**Written problem**
All of the records listed below should be retyped exactly.

**Dataset**
————

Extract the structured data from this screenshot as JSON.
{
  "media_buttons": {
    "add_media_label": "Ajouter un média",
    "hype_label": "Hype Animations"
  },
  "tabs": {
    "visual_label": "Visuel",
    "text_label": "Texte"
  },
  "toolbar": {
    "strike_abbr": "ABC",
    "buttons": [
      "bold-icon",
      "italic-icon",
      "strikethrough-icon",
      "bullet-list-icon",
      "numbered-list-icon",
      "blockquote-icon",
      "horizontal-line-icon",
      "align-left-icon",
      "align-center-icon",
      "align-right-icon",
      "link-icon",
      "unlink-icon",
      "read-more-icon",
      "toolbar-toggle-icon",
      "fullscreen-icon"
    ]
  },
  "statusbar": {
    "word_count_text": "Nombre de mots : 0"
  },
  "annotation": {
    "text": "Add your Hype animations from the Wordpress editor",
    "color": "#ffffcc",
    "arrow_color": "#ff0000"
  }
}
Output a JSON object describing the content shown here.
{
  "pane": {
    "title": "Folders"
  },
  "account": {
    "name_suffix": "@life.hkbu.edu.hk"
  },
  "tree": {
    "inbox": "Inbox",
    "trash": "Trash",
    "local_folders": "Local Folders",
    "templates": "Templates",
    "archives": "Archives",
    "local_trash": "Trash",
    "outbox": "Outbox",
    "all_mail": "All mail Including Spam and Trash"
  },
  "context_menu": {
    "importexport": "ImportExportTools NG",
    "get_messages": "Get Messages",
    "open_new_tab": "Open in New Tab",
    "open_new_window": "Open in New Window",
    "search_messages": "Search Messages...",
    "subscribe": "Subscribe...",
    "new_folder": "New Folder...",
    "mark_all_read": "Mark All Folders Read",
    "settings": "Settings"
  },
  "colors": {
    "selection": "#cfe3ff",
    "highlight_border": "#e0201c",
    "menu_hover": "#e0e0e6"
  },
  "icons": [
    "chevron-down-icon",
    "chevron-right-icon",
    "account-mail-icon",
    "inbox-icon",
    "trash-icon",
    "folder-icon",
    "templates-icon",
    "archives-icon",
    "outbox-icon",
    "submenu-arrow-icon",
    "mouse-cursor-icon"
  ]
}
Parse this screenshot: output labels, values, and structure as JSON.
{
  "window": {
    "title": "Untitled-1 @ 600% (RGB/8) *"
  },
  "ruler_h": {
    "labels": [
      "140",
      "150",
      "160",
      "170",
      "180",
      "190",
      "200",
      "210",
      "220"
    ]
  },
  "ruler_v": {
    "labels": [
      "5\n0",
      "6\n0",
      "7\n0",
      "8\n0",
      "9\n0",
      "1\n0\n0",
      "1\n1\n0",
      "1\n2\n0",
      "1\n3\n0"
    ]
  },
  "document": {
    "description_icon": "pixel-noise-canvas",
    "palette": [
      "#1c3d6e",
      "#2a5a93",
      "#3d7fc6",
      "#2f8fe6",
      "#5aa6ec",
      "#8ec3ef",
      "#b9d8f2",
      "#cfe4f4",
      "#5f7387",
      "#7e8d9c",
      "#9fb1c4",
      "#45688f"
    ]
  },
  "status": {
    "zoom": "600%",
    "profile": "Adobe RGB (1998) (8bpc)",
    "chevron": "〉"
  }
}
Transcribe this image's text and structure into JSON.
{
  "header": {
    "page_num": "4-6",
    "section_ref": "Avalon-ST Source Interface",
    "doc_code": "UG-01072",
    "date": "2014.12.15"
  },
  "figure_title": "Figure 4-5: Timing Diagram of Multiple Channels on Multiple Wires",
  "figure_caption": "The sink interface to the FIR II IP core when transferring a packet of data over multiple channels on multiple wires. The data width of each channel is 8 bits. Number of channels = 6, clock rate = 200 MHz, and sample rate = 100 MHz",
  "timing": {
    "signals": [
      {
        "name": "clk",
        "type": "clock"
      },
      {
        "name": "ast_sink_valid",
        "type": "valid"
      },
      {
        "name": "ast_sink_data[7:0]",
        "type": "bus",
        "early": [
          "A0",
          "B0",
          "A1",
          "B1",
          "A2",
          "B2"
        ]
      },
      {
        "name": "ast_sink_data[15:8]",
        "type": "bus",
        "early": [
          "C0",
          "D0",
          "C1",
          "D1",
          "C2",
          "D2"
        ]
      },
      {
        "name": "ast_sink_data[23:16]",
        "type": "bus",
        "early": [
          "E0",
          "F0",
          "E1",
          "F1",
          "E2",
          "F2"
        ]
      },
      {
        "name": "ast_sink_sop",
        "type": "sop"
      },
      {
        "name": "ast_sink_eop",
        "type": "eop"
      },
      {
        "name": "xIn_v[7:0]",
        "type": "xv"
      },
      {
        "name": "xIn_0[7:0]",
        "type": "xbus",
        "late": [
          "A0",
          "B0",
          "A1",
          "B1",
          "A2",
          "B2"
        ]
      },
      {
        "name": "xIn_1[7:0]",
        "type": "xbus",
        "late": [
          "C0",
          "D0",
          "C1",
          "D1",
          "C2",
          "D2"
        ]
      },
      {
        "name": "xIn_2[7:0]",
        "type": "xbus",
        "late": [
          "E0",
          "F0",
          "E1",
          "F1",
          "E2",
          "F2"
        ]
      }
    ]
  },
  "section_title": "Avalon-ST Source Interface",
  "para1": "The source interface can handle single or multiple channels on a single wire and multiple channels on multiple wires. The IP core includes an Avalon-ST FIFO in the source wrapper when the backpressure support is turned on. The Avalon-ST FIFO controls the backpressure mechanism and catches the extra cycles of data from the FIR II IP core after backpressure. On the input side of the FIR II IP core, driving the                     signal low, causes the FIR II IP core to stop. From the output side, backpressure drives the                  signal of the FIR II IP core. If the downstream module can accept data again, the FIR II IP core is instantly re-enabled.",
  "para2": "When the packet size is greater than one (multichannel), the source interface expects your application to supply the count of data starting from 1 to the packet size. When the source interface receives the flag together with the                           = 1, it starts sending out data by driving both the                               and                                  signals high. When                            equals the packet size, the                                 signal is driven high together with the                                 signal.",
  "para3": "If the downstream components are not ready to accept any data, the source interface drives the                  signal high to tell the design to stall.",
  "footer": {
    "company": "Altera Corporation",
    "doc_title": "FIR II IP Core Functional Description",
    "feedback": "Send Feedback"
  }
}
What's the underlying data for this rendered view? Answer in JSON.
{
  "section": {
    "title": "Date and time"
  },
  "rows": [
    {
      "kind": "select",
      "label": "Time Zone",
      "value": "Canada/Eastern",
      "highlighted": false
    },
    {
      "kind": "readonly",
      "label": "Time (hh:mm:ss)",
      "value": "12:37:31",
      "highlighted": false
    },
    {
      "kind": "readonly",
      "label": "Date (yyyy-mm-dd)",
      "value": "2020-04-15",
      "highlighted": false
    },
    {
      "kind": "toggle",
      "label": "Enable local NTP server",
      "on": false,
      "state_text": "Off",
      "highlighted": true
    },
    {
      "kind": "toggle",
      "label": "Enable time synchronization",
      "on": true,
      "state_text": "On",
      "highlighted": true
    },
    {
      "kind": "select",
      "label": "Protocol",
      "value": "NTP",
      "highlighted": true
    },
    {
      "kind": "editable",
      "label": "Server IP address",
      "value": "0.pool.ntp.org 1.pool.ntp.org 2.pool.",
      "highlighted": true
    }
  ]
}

————

**Expected answer**
Extract the structured data from this screenshot as JSON.
{
  "media_buttons": {
    "add_media_label": "Ajouter un média",
    "hype_label": "Hype Animations"
  },
  "tabs": {
    "visual_label": "Visuel",
    "text_label": "Texte"
  },
  "toolbar": {
    "strike_abbr": "ABC",
    "buttons": [
      "bold-icon",
      "italic-icon",
      "strikethrough-icon",
      "bullet-list-icon",
      "numbered-list-icon",
      "blockquote-icon",
      "horizontal-line-icon",
      "align-left-icon",
      "align-center-icon",
      "align-right-icon",
      "link-icon",
      "unlink-icon",
      "read-more-icon",
      "toolbar-toggle-icon",
      "fullscreen-icon"
    ]
  },
  "statusbar": {
    "word_count_text": "Nombre de mots : 0"
  },
  "annotation": {
    "text": "Add your Hype animations from the Wordpress editor",
    "color": "#ffffcc",
    "arrow_color": "#ff0000"
  }
}
Output a JSON object describing the content shown here.
{
  "pane": {
    "title": "Folders"
  },
  "account": {
    "name_suffix": "@life.hkbu.edu.hk"
  },
  "tree": {
    "inbox": "Inbox",
    "trash": "Trash",
    "local_folders": "Local Folders",
    "templates": "Templates",
    "archives": "Archives",
    "local_trash": "Trash",
    "outbox": "Outbox",
    "all_mail": "All mail Including Spam and Trash"
  },
  "context_menu": {
    "importexport": "ImportExportTools NG",
    "get_messages": "Get Messages",
    "open_new_tab": "Open in New Tab",
    "open_new_window": "Open in New Window",
    "search_messages": "Search Messages...",
    "subscribe": "Subscribe...",
    "new_folder": "New Folder...",
    "mark_all_read": "Mark All Folders Read",
    "settings": "Settings"
  },
  "colors": {
    "selection": "#cfe3ff",
    "highlight_border": "#e0201c",
    "menu_hover": "#e0e0e6"
  },
  "icons": [
    "chevron-down-icon",
    "chevron-right-icon",
    "account-mail-icon",
    "inbox-icon",
    "trash-icon",
    "folder-icon",
    "templates-icon",
    "archives-icon",
    "outbox-icon",
    "submenu-arrow-icon",
    "mouse-cursor-icon"
  ]
}
Parse this screenshot: output labels, values, and structure as JSON.
{
  "window": {
    "title": "Untitled-1 @ 600% (RGB/8) *"
  },
  "ruler_h": {
    "labels": [
      "140",
      "150",
      "160",
      "170",
      "180",
      "190",
      "200",
      "210",
      "220"
    ]
  },
  "ruler_v": {
    "labels": [
      "5\n0",
      "6\n0",
      "7\n0",
      "8\n0",
      "9\n0",
      "1\n0\n0",
      "1\n1\n0",
      "1\n2\n0",
      "1\n3\n0"
    ]
  },
  "document": {
    "description_icon": "pixel-noise-canvas",
    "palette": [
      "#1c3d6e",
      "#2a5a93",
      "#3d7fc6",
      "#2f8fe6",
      "#5aa6ec",
      "#8ec3ef",
      "#b9d8f2",
      "#cfe4f4",
      "#5f7387",
      "#7e8d9c",
      "#9fb1c4",
      "#45688f"
    ]
  },
  "status": {
    "zoom": "600%",
    "profile": "Adobe RGB (1998) (8bpc)",
    "chevron": "〉"
  }
}
Transcribe this image's text and structure into JSON.
{
  "header": {
    "page_num": "4-6",
    "section_ref": "Avalon-ST Source Interface",
    "doc_code": "UG-01072",
    "date": "2014.12.15"
  },
  "figure_title": "Figure 4-5: Timing Diagram of Multiple Channels on Multiple Wires",
  "figure_caption": "The sink interface to the FIR II IP core when transferring a packet of data over multiple channels on multiple wires. The data width of each channel is 8 bits. Number of channels = 6, clock rate = 200 MHz, and sample rate = 100 MHz",
  "timing": {
    "signals": [
      {
        "name": "clk",
        "type": "clock"
      },
      {
        "name": "ast_sink_valid",
        "type": "valid"
      },
      {
        "name": "ast_sink_data[7:0]",
        "type": "bus",
        "early": [
          "A0",
          "B0",
          "A1",
          "B1",
          "A2",
          "B2"
        ]
      },
      {
        "name": "ast_sink_data[15:8]",
        "type": "bus",
        "early": [
          "C0",
          "D0",
          "C1",
          "D1",
          "C2",
          "D2"
        ]
      },
      {
        "name": "ast_sink_data[23:16]",
        "type": "bus",
        "early": [
          "E0",
          "F0",
          "E1",
          "F1",
          "E2",
          "F2"
        ]
      },
      {
        "name": "ast_sink_sop",
        "type": "sop"
      },
      {
        "name": "ast_sink_eop",
        "type": "eop"
      },
      {
        "name": "xIn_v[7:0]",
        "type": "xv"
      },
      {
        "name": "xIn_0[7:0]",
        "type": "xbus",
        "late": [
          "A0",
          "B0",
          "A1",
          "B1",
          "A2",
          "B2"
        ]
      },
      {
        "name": "xIn_1[7:0]",
        "type": "xbus",
        "late": [
          "C0",
          "D0",
          "C1",
          "D1",
          "C2",
          "D2"
        ]
      },
      {
        "name": "xIn_2[7:0]",
        "type": "xbus",
        "late": [
          "E0",
          "F0",
          "E1",
          "F1",
          "E2",
          "F2"
        ]
      }
    ]
  },
  "section_title": "Avalon-ST Source Interface",
  "para1": "The source interface can handle single or multiple channels on a single wire and multiple channels on multiple wires. The IP core includes an Avalon-ST FIFO in the source wrapper when the backpressure support is turned on. The Avalon-ST FIFO controls the backpressure mechanism and catches the extra cycles of data from the FIR II IP core after backpressure. On the input side of the FIR II IP core, driving the                     signal low, causes the FIR II IP core to stop. From the output side, backpressure drives the                  signal of the FIR II IP core. If the downstream module can accept data again, the FIR II IP core is instantly re-enabled.",
  "para2": "When the packet size is greater than one (multichannel), the source interface expects your application to supply the count of data starting from 1 to the packet size. When the source interface receives the flag together with the                           = 1, it starts sending out data by driving both the                               and                                  signals high. When                            equals the packet size, the                                 signal is driven high together with the                                 signal.",
  "para3": "If the downstream components are not ready to accept any data, the source interface drives the                  signal high to tell the design to stall.",
  "footer": {
    "company": "Altera Corporation",
    "doc_title": "FIR II IP Core Functional Description",
    "feedback": "Send Feedback"
  }
}
What's the underlying data for this rendered view? Answer in JSON.
{
  "section": {
    "title": "Date and time"
  },
  "rows": [
    {
      "kind": "select",
      "label": "Time Zone",
      "value": "Canada/Eastern",
      "highlighted": false
    },
    {
      "kind": "readonly",
      "label": "Time (hh:mm:ss)",
      "value": "12:37:31",
      "highlighted": false
    },
    {
      "kind": "readonly",
      "label": "Date (yyyy-mm-dd)",
      "value": "2020-04-15",
      "highlighted": false
    },
    {
      "kind": "toggle",
      "label": "Enable local NTP server",
      "on": false,
      "state_text": "Off",
      "highlighted": true
    },
    {
      "kind": "toggle",
      "label": "Enable time synchronization",
      "on": true,
      "state_text": "On",
      "highlighted": true
    },
    {
      "kind": "select",
      "label": "Protocol",
      "value": "NTP",
      "highlighted": true
    },
    {
      "kind": "editable",
      "label": "Server IP address",
      "value": "0.pool.ntp.org 1.pool.ntp.org 2.pool.",
      "highlighted": true
    }
  ]
}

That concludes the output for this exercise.